§ **Exercise set**
a – In the text on 2025 social media trends, what share of audiences prefer genuine, unpolished content over highly produced material?
b – Reproduce the text on social media trends word for word, beginning at the words "The Surfrider Foundation" and stopping after "encourage member-to-member interactions.".

═════ Passage shown ═════

This last quarter of 2025, we’re taking a moment to highlight some key trends currently shaping social media so you can end the year with a real sense of momentum.

#1. Video Takes the Crown

YouTube has surpassed all other platforms in engagement, with 95% of marketers rating long-form videos as having high ROI. For ocean conservation organizations, this shift means an opportunity to finally tell some more complex stories.

Ocean Census demonstrates this perfectly. Their documentary-style series about their various expeditions has attracted hundreds of thousands of views. Why? It was likely a combo of stunning visuals (yes, the Arctic helps), their good mix of long-form storytelling with bite-sized clips for social sharing, and the insight to promote only organically well-performing content.

Consider: Starting with a long-form video series. Aim for 15-20 mins. Film your fieldwork, break it into chapters, and create short teasers for Instagram and TikTok (you still need to draw traffic). Extra points for A/B testing headlines and thumbnails and ensuring your description has a very clear call to action.

#2. Community Above All

The game is no longer about follower count - it's about engagement. That’s why 86% of marketers (including the Meridian team) say active communities are crucial for social media impact. 

The Surfrider Foundation nails this approach. Their local chapter groups coordinate cleanups, share impact stories, respond to DMs, and create a space for young ocean advocates to connect and act. Their engagement rate is often 3X higher than similar-sized environmental accounts.

Start small: Give your people a sense of shared identity. Create a weekly discussion thread, spotlight community members, or host monthly virtual meetups. Engage with every comment (a like heart doesn’t count) and regularly encourage member-to-member interactions.

#3. Authenticity Wins

63% of audiences prefer genuine, unpolished content over highly produced material. For resource-constrained nonprofits, this is excellent news.

Sea Shepherd’s "Illegal Fishing Campaigns" is incredibly well produced but it’s actually their more unpolished “Day in the Life” style videos featuring their team members talking straight to the camera that brings them the most views and engagement. Audiences crave authenticity.

Try this: Instead of investing in that one video in 4K with lots of aerial shots, consider letting your team, partners or volunteers take over stories for a day. Share unedited footage with some text overlayed, or post quick updates from the field. Better even if you can inject some humor. Focus on relatability over perfection.

═════ Excerpted data ═════

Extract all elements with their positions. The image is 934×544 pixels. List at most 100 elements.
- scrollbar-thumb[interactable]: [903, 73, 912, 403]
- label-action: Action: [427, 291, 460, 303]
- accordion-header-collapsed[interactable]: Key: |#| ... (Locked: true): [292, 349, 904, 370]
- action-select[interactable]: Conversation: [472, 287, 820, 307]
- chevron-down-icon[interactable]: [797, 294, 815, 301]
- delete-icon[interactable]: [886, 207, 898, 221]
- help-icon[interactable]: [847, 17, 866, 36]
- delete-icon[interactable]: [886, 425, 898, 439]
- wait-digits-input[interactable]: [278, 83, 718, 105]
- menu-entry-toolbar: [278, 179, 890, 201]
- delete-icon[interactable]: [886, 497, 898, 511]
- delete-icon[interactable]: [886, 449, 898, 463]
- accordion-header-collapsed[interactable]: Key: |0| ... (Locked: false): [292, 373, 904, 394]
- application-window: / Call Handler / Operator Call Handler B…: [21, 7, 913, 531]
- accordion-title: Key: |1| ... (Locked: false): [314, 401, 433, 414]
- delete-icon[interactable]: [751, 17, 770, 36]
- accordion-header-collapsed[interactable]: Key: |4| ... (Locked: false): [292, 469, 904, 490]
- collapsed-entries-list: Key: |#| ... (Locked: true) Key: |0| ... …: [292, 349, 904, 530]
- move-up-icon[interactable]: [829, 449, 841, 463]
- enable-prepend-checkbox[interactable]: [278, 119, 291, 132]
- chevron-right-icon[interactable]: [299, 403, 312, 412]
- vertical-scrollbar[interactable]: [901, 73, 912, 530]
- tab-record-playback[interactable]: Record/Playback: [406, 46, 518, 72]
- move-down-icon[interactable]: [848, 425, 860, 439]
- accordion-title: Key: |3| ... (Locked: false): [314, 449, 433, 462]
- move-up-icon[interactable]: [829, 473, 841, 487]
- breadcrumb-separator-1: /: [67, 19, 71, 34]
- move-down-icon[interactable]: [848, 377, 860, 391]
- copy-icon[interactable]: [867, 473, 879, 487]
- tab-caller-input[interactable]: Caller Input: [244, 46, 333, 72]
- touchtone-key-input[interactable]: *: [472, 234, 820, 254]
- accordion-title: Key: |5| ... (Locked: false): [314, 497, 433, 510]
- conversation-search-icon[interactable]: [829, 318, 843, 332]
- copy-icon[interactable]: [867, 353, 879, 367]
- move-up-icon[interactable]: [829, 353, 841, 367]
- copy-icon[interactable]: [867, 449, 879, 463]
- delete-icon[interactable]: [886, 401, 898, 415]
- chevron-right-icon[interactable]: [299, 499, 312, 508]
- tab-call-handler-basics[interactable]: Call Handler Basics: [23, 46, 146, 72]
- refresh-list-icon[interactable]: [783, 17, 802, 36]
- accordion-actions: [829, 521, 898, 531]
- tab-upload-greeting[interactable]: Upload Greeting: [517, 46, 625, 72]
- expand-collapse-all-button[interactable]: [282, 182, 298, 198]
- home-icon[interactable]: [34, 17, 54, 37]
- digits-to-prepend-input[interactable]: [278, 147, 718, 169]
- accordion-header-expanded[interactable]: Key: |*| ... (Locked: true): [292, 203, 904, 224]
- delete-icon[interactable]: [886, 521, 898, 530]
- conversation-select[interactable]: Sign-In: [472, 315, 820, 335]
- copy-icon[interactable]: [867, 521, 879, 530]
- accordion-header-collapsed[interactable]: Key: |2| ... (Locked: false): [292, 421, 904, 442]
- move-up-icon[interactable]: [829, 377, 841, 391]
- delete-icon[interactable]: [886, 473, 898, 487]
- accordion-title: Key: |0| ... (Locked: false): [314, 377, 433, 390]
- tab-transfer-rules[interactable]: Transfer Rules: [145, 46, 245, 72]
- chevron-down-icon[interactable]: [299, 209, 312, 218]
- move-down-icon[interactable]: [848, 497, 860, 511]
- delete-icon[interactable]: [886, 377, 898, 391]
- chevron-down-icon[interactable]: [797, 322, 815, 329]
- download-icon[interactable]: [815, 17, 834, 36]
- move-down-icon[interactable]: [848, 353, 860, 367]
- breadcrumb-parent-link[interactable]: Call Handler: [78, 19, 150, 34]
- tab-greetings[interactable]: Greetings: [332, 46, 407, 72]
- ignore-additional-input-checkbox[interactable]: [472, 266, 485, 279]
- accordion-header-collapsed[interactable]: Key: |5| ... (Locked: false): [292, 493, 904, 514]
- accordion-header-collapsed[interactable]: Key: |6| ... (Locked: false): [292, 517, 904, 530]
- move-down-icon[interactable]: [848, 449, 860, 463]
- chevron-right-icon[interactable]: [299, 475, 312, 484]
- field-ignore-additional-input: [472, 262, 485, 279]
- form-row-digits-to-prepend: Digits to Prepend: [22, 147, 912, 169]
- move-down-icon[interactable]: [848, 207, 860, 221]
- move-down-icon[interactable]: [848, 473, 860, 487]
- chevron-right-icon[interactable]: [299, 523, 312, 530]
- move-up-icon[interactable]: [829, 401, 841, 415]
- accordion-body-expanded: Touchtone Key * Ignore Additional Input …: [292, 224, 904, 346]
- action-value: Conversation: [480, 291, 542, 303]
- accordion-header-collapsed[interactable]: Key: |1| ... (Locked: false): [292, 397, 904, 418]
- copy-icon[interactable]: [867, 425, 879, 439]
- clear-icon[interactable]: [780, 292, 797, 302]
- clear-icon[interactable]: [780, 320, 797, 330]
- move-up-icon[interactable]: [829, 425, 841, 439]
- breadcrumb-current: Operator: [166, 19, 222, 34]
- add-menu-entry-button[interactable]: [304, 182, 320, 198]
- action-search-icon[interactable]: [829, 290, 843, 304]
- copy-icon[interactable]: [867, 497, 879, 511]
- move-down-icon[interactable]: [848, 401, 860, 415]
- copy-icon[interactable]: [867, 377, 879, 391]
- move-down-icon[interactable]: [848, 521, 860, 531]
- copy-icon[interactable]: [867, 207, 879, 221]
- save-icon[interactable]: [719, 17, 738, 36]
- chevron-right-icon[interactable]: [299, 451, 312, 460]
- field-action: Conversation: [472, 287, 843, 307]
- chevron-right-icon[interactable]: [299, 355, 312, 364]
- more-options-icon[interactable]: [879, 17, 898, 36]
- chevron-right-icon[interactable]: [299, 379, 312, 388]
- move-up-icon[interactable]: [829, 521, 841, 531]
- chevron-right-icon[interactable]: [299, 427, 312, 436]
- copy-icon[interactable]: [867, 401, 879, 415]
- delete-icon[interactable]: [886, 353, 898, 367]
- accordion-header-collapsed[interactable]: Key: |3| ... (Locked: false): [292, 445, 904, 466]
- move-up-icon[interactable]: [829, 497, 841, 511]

═════

§ **Solutions for each task**
a – 63%

b –
The Surfrider Foundation nails this approach. Their local chapter groups coordinate cleanups, share impact stories, respond to DMs, and create a space for young ocean advocates to connect and act. Their engagement rate is often 3X higher than similar-sized environmental accounts.

Start small: Give your people a sense of shared identity. Create a weekly discussion thread, spotlight community members, or host monthly virtual meetups. Engage with every comment (a like heart doesn’t count) and regularly encourage member-to-member interactions.